Directions:
Quote the whole listing exactly. Leave the pictures out of your copy.

Records provided:
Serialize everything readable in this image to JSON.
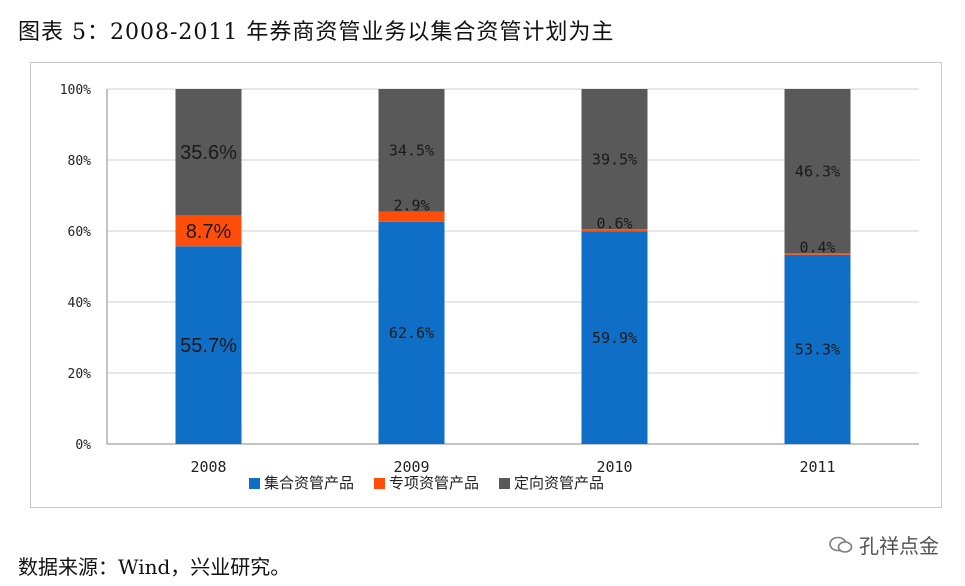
{
  "figure": {
    "title": "图表 5：2008-2011 年券商资管业务以集合资管计划为主",
    "source": "数据来源：Wind，兴业研究。",
    "watermark": "孔祥点金"
  },
  "chart_data": {
    "type": "bar",
    "stacked": true,
    "categories": [
      "2008",
      "2009",
      "2010",
      "2011"
    ],
    "series": [
      {
        "name": "集合资管产品",
        "color": "#0f6fc6",
        "values": [
          55.7,
          62.6,
          59.9,
          53.3
        ],
        "labels": [
          "55.7%",
          "62.6%",
          "59.9%",
          "53.3%"
        ]
      },
      {
        "name": "专项资管产品",
        "color": "#ff4e0a",
        "values": [
          8.7,
          2.9,
          0.6,
          0.4
        ],
        "labels": [
          "8.7%",
          "2.9%",
          "0.6%",
          "0.4%"
        ]
      },
      {
        "name": "定向资管产品",
        "color": "#595959",
        "values": [
          35.6,
          34.5,
          39.5,
          46.3
        ],
        "labels": [
          "35.6%",
          "34.5%",
          "39.5%",
          "46.3%"
        ]
      }
    ],
    "yticks": [
      "0%",
      "20%",
      "40%",
      "60%",
      "80%",
      "100%"
    ],
    "ylim": [
      0,
      100
    ],
    "grid": true,
    "legend": "bottom"
  }
}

Output of the exercise:
Serialize everything readable in this image to JSON.
{
  "figure": {
    "title": "图表 5：2008-2011 年券商资管业务以集合资管计划为主",
    "source": "数据来源：Wind，兴业研究。",
    "watermark": "孔祥点金"
  },
  "chart_data": {
    "type": "bar",
    "stacked": true,
    "categories": [
      "2008",
      "2009",
      "2010",
      "2011"
    ],
    "series": [
      {
        "name": "集合资管产品",
        "color": "#0f6fc6",
        "values": [
          55.7,
          62.6,
          59.9,
          53.3
        ],
        "labels": [
          "55.7%",
          "62.6%",
          "59.9%",
          "53.3%"
        ]
      },
      {
        "name": "专项资管产品",
        "color": "#ff4e0a",
        "values": [
          8.7,
          2.9,
          0.6,
          0.4
        ],
        "labels": [
          "8.7%",
          "2.9%",
          "0.6%",
          "0.4%"
        ]
      },
      {
        "name": "定向资管产品",
        "color": "#595959",
        "values": [
          35.6,
          34.5,
          39.5,
          46.3
        ],
        "labels": [
          "35.6%",
          "34.5%",
          "39.5%",
          "46.3%"
        ]
      }
    ],
    "yticks": [
      "0%",
      "20%",
      "40%",
      "60%",
      "80%",
      "100%"
    ],
    "ylim": [
      0,
      100
    ],
    "grid": true,
    "legend": "bottom"
  }
}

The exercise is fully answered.